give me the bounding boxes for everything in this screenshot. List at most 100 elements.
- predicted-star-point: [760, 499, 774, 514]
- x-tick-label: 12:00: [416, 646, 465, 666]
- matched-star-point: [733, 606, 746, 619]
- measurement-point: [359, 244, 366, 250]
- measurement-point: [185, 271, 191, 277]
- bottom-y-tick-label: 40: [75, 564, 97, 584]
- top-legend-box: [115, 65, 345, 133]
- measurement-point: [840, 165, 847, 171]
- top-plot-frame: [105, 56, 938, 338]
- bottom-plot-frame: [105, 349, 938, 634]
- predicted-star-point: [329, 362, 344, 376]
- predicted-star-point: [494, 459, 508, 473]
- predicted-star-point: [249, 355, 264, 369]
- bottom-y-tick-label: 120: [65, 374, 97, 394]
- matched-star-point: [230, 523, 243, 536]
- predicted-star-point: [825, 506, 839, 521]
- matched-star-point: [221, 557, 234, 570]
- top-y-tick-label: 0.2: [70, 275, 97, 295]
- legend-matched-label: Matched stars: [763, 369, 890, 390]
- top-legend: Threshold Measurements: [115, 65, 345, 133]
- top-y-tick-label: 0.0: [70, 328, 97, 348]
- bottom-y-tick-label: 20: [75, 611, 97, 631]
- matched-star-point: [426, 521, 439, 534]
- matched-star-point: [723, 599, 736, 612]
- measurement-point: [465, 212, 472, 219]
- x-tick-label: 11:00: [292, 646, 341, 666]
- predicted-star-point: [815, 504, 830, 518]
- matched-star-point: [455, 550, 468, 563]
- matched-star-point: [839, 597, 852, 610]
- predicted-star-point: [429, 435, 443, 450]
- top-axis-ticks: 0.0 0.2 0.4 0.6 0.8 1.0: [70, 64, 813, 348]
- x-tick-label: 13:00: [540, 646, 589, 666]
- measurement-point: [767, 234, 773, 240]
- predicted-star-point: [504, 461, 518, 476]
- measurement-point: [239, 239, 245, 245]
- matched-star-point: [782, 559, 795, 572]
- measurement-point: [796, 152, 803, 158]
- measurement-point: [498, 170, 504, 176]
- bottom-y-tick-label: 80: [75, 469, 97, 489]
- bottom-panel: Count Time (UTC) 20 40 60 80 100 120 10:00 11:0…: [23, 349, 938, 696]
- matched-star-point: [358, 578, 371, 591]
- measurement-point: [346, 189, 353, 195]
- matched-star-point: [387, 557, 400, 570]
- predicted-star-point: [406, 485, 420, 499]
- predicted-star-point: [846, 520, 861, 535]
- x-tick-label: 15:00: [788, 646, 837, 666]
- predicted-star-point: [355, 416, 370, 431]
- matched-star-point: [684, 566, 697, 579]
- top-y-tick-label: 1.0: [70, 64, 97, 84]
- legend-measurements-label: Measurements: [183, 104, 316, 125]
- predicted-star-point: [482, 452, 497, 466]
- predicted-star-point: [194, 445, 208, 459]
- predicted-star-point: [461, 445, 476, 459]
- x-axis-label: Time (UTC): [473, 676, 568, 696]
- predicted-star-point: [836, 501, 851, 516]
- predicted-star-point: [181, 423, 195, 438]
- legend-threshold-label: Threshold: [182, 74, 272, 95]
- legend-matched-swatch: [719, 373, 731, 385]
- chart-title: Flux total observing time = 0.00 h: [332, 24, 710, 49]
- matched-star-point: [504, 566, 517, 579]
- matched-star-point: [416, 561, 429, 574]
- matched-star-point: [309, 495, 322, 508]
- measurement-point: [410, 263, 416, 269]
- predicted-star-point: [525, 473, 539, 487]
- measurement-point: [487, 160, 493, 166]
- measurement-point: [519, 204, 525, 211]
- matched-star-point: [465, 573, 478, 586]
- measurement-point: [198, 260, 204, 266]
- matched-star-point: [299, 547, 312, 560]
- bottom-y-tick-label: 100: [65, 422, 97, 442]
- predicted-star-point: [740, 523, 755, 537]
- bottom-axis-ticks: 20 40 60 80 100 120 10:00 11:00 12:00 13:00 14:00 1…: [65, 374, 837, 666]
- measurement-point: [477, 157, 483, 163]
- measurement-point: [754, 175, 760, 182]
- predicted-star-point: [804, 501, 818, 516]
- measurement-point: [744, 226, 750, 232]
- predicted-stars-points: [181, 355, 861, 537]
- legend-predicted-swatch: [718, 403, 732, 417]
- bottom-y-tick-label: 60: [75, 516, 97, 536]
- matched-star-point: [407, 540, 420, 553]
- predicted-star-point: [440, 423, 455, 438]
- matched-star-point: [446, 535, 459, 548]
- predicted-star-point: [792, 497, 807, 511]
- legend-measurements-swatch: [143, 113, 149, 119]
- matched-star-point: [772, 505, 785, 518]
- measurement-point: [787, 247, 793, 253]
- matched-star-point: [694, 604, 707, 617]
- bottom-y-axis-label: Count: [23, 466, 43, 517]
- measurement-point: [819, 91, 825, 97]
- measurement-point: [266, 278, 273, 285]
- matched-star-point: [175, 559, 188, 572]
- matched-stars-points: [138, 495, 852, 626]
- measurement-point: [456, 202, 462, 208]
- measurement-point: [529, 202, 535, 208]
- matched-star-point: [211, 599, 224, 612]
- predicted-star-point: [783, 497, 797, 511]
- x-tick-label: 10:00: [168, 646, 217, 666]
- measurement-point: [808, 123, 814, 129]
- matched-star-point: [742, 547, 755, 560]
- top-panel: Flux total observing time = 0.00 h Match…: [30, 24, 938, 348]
-=-=-
▸ **Task directions**
Please turn all the entries above into a numbered list, leaving out any blank lines.

▸ **Result**
1. give me the bounding boxes for everything in this screenshot. List at most 100 elements.
2. - predicted-star-point: [760, 499, 774, 514]
3. - x-tick-label: 12:00: [416, 646, 465, 666]
4. - matched-star-point: [733, 606, 746, 619]
5. - measurement-point: [359, 244, 366, 250]
6. - measurement-point: [185, 271, 191, 277]
7. - bottom-y-tick-label: 40: [75, 564, 97, 584]
8. - top-legend-box: [115, 65, 345, 133]
9. - measurement-point: [840, 165, 847, 171]
10. - top-plot-frame: [105, 56, 938, 338]
11. - bottom-plot-frame: [105, 349, 938, 634]
12. - predicted-star-point: [329, 362, 344, 376]
13. - predicted-star-point: [494, 459, 508, 473]
14. - predicted-star-point: [249, 355, 264, 369]
15. - bottom-y-tick-label: 120: [65, 374, 97, 394]
16. - matched-star-point: [230, 523, 243, 536]
17. - predicted-star-point: [825, 506, 839, 521]
18. - matched-star-point: [221, 557, 234, 570]
19. - top-y-tick-label: 0.2: [70, 275, 97, 295]
20. - legend-matched-label: Matched stars: [763, 369, 890, 390]
21. - top-legend: Threshold Measurements: [115, 65, 345, 133]
22. - top-y-tick-label: 0.0: [70, 328, 97, 348]
23. - bottom-y-tick-label: 20: [75, 611, 97, 631]
24. - matched-star-point: [426, 521, 439, 534]
25. - matched-star-point: [723, 599, 736, 612]
26. - measurement-point: [465, 212, 472, 219]
27. - x-tick-label: 11:00: [292, 646, 341, 666]
28. - predicted-star-point: [815, 504, 830, 518]
29. - matched-star-point: [455, 550, 468, 563]
30. - matched-star-point: [839, 597, 852, 610]
31. - predicted-star-point: [429, 435, 443, 450]
32. - top-axis-ticks: 0.0 0.2 0.4 0.6 0.8 1.0: [70, 64, 813, 348]
33. - x-tick-label: 13:00: [540, 646, 589, 666]
34. - measurement-point: [767, 234, 773, 240]
35. - predicted-star-point: [504, 461, 518, 476]
36. - measurement-point: [239, 239, 245, 245]
37. - matched-star-point: [782, 559, 795, 572]
38. - measurement-point: [796, 152, 803, 158]
39. - measurement-point: [498, 170, 504, 176]
40. - bottom-y-tick-label: 80: [75, 469, 97, 489]
41. - bottom-panel: Count Time (UTC) 20 40 60 80 100 120 10:00 11:0…: [23, 349, 938, 696]
42. - matched-star-point: [358, 578, 371, 591]
43. - measurement-point: [346, 189, 353, 195]
44. - matched-star-point: [387, 557, 400, 570]
45. - predicted-star-point: [406, 485, 420, 499]
46. - predicted-star-point: [846, 520, 861, 535]
47. - x-tick-label: 15:00: [788, 646, 837, 666]
48. - predicted-star-point: [355, 416, 370, 431]
49. - matched-star-point: [684, 566, 697, 579]
50. - top-y-tick-label: 1.0: [70, 64, 97, 84]
51. - legend-measurements-label: Measurements: [183, 104, 316, 125]
52. - predicted-star-point: [482, 452, 497, 466]
53. - predicted-star-point: [194, 445, 208, 459]
54. - predicted-star-point: [461, 445, 476, 459]
55. - x-axis-label: Time (UTC): [473, 676, 568, 696]
56. - predicted-star-point: [836, 501, 851, 516]
57. - predicted-star-point: [181, 423, 195, 438]
58. - legend-threshold-label: Threshold: [182, 74, 272, 95]
59. - legend-matched-swatch: [719, 373, 731, 385]
60. - chart-title: Flux total observing time = 0.00 h: [332, 24, 710, 49]
61. - matched-star-point: [504, 566, 517, 579]
62. - matched-star-point: [416, 561, 429, 574]
63. - matched-star-point: [309, 495, 322, 508]
64. - measurement-point: [410, 263, 416, 269]
65. - predicted-star-point: [525, 473, 539, 487]
66. - measurement-point: [487, 160, 493, 166]
67. - measurement-point: [519, 204, 525, 211]
68. - matched-star-point: [465, 573, 478, 586]
69. - measurement-point: [198, 260, 204, 266]
70. - matched-star-point: [299, 547, 312, 560]
71. - bottom-y-tick-label: 100: [65, 422, 97, 442]
72. - predicted-star-point: [740, 523, 755, 537]
73. - bottom-axis-ticks: 20 40 60 80 100 120 10:00 11:00 12:00 13:00 14:00 1…: [65, 374, 837, 666]
74. - measurement-point: [477, 157, 483, 163]
75. - measurement-point: [754, 175, 760, 182]
76. - predicted-star-point: [804, 501, 818, 516]
77. - measurement-point: [744, 226, 750, 232]
78. - predicted-stars-points: [181, 355, 861, 537]
79. - legend-predicted-swatch: [718, 403, 732, 417]
80. - bottom-y-tick-label: 60: [75, 516, 97, 536]
81. - matched-star-point: [407, 540, 420, 553]
82. - predicted-star-point: [440, 423, 455, 438]
83. - matched-star-point: [446, 535, 459, 548]
84. - predicted-star-point: [792, 497, 807, 511]
85. - legend-measurements-swatch: [143, 113, 149, 119]
86. - matched-star-point: [772, 505, 785, 518]
87. - measurement-point: [787, 247, 793, 253]
88. - matched-star-point: [694, 604, 707, 617]
89. - bottom-y-axis-label: Count: [23, 466, 43, 517]
90. - measurement-point: [819, 91, 825, 97]
91. - measurement-point: [266, 278, 273, 285]
92. - matched-star-point: [175, 559, 188, 572]
93. - matched-stars-points: [138, 495, 852, 626]
94. - measurement-point: [456, 202, 462, 208]
95. - measurement-point: [529, 202, 535, 208]
96. - matched-star-point: [211, 599, 224, 612]
97. - predicted-star-point: [783, 497, 797, 511]
98. - x-tick-label: 10:00: [168, 646, 217, 666]
99. - measurement-point: [808, 123, 814, 129]
100. - matched-star-point: [742, 547, 755, 560]
101. - top-panel: Flux total observing time = 0.00 h Match…: [30, 24, 938, 348]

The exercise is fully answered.